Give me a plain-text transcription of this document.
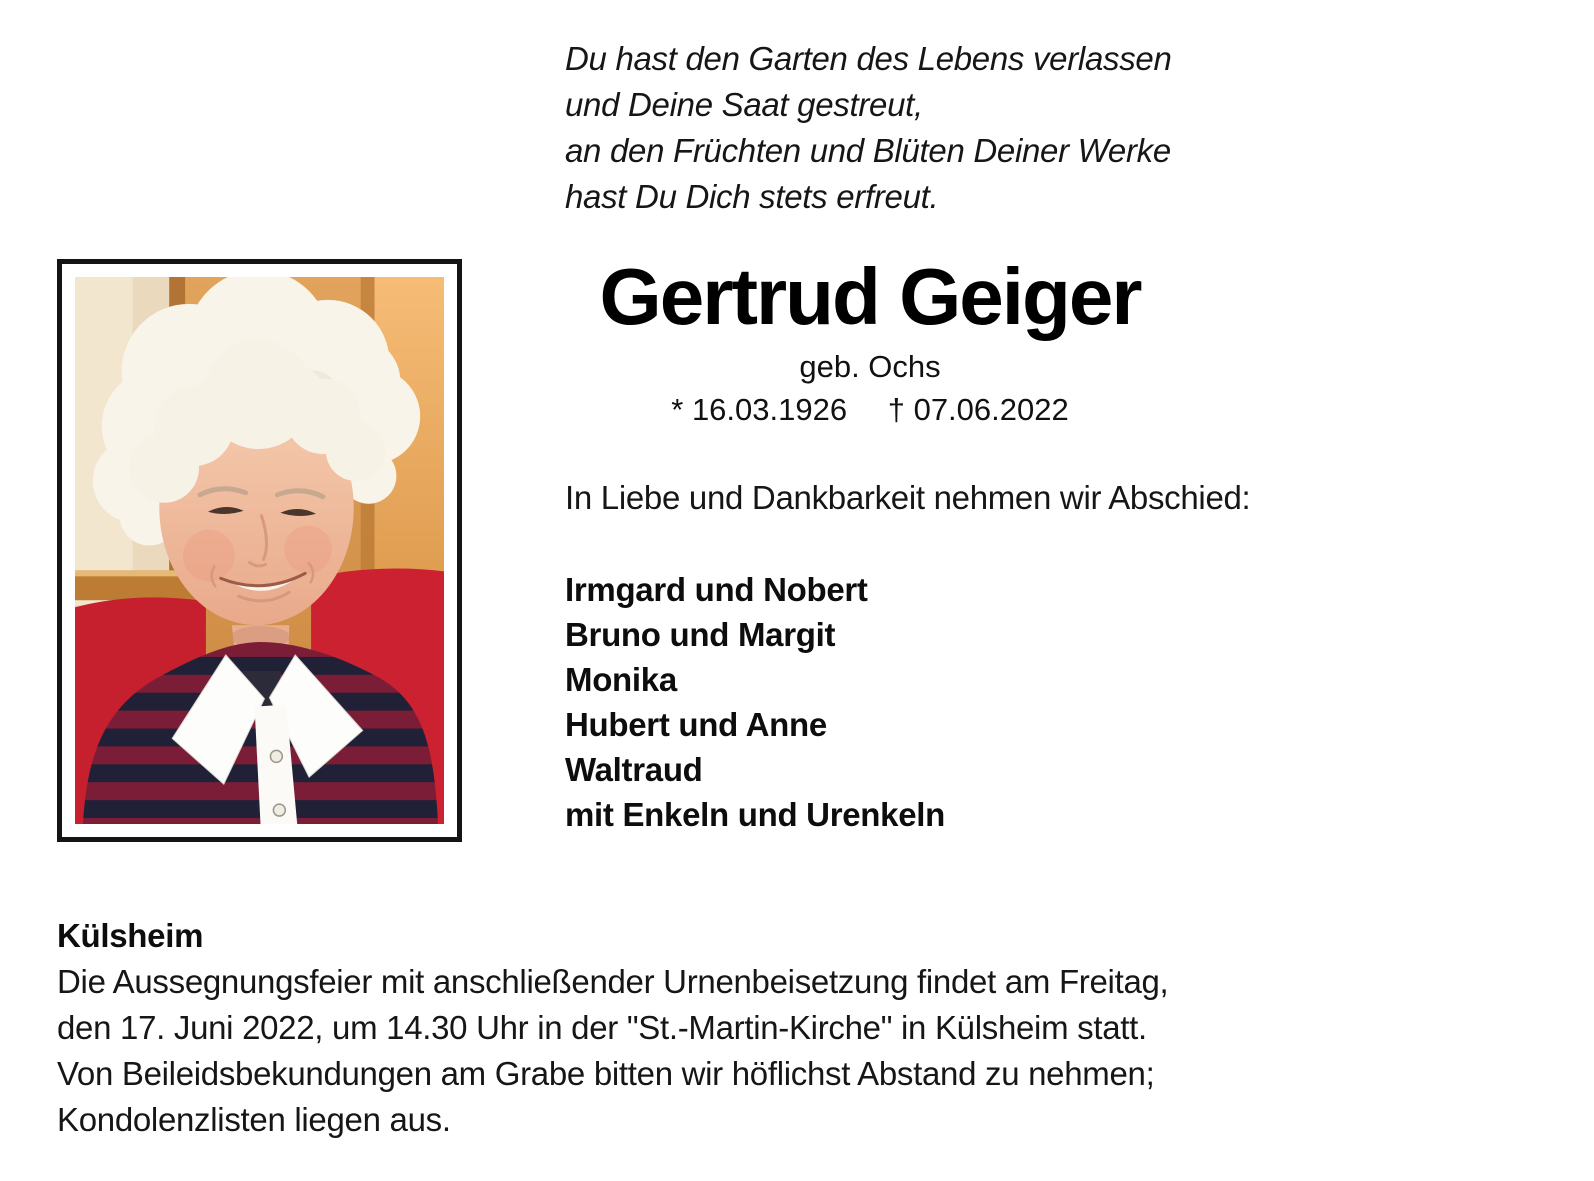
Du hast den Garten des Lebens verlassen
und Deine Saat gestreut,
an den Früchten und Blüten Deiner Werke
hast Du Dich stets erfreut.
Gertrud Geiger
geb. Ochs
* 16.03.1926 † 07.06.2022
In Liebe und Dankbarkeit nehmen wir Abschied:
Irmgard und Nobert
Bruno und Margit
Monika
Hubert und Anne
Waltraud
mit Enkeln und Urenkeln
Külsheim
Die Aussegnungsfeier mit anschließender Urnenbeisetzung findet am Freitag,
den 17. Juni 2022, um 14.30 Uhr in der "St.-Martin-Kirche" in Külsheim statt.
Von Beileidsbekundungen am Grabe bitten wir höflichst Abstand zu nehmen;
Kondolenzlisten liegen aus.
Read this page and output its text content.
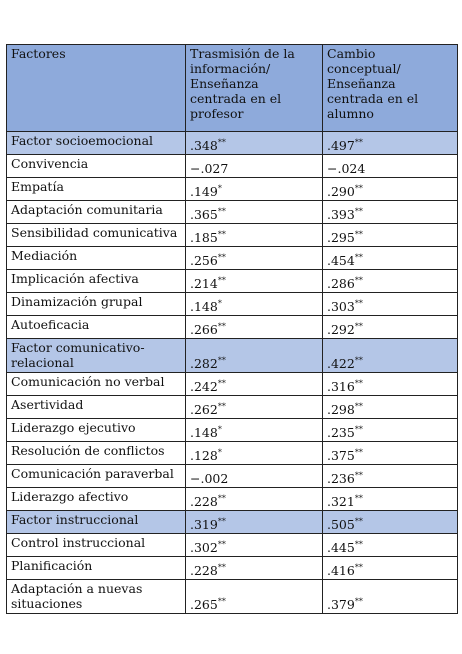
Factores	Trasmisión de la información/ Enseñanza centrada en el profesor	Cambio conceptual/ Enseñanza centrada en el alumno
Factor socioemocional	.348**	.497**
Convivencia	−.027	−.024
Empatía	.149*	.290**
Adaptación comunitaria	.365**	.393**
Sensibilidad comunicativa	.185**	.295**
Mediación	.256**	.454**
Implicación afectiva	.214**	.286**
Dinamización grupal	.148*	.303**
Autoeficacia	.266**	.292**
Factor comunicativo-relacional	.282**	.422**
Comunicación no verbal	.242**	.316**
Asertividad	.262**	.298**
Liderazgo ejecutivo	.148*	.235**
Resolución de conflictos	.128*	.375**
Comunicación paraverbal	−.002	.236**
Liderazgo afectivo	.228**	.321**
Factor instruccional	.319**	.505**
Control instruccional	.302**	.445**
Planificación	.228**	.416**
Adaptación a nuevas situaciones	.265**	.379**
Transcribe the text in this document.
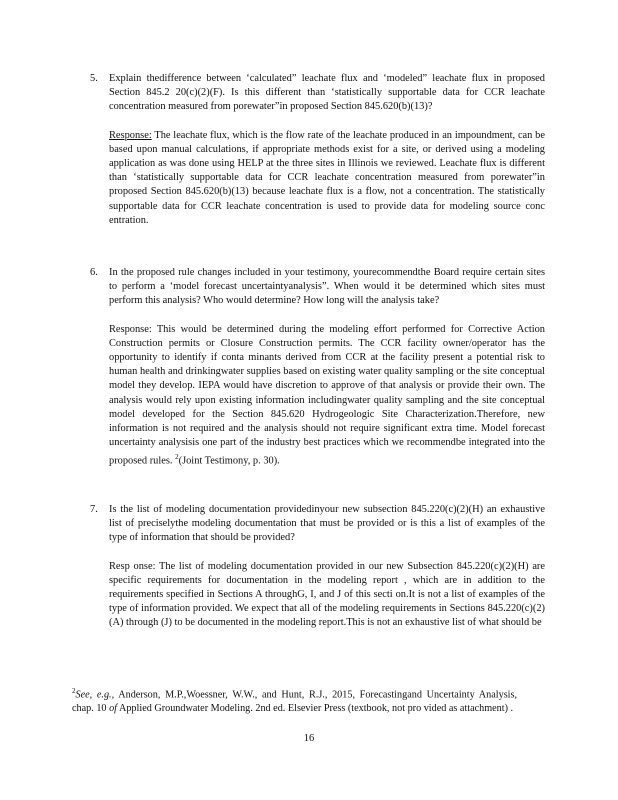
5. Explain thedifference between ‘calculated” leachate flux and ‘modeled” leachate flux in proposed Section 845.2 20(c)(2)(F). Is this different than ‘statistically supportable data for CCR leachate concentration measured from porewater”in proposed Section 845.620(b)(13)?
Response: The leachate flux, which is the flow rate of the leachate produced in an impoundment, can be based upon manual calculations, if appropriate methods exist for a site, or derived using a modeling application as was done using HELP at the three sites in Illinois we reviewed. Leachate flux is different than ‘statistically supportable data for CCR leachate concentration measured from porewater”in proposed Section 845.620(b)(13) because leachate flux is a flow, not a concentration. The statistically supportable data for CCR leachate concentration is used to provide data for modeling source conc entration.
6. In the proposed rule changes included in your testimony, yourecommendthe Board require certain sites to perform a ‘model forecast uncertaintyanalysis”. When would it be determined which sites must perform this analysis? Who would determine? How long will the analysis take?
Response: This would be determined during the modeling effort performed for Corrective Action Construction permits or Closure Construction permits. The CCR facility owner/operator has the opportunity to identify if conta minants derived from CCR at the facility present a potential risk to human health and drinkingwater supplies based on existing water quality sampling or the site conceptual model they develop. IEPA would have discretion to approve of that analysis or provide their own. The analysis would rely upon existing information includingwater quality sampling and the site conceptual model developed for the Section 845.620 Hydrogeologic Site Characterization.Therefore, new information is not required and the analysis should not require significant extra time. Model forecast uncertainty analysisis one part of the industry best practices which we recommendbe integrated into the proposed rules. $^2$(Joint Testimony, p. 30).
7. Is the list of modeling documentation providedinyour new subsection 845.220(c)(2)(H) an exhaustive list of preciselythe modeling documentation that must be provided or is this a list of examples of the type of information that should be provided?
Resp onse: The list of modeling documentation provided in our new Subsection 845.220(c)(2)(H) are specific requirements for documentation in the modeling report , which are in addition to the requirements specified in Sections A throughG, I, and J of this secti on.It is not a list of examples of the type of information provided. We expect that all of the modeling requirements in Sections 845.220(c)(2)(A) through (J) to be documented in the modeling report.This is not an exhaustive list of what should be
$^2$See, e.g., Anderson, M.P.,Woessner, W.W., and Hunt, R.J., 2015, Forecastingand Uncertainty Analysis, chap. 10 of Applied Groundwater Modeling. 2nd ed. Elsevier Press (textbook, not pro vided as attachment) .
16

### [Task description]
Locate each line containing the string "instruccional" and show it.

### [Finished task]
Factor instruccional	.319**	.505**
Control instruccional	.302**	.445**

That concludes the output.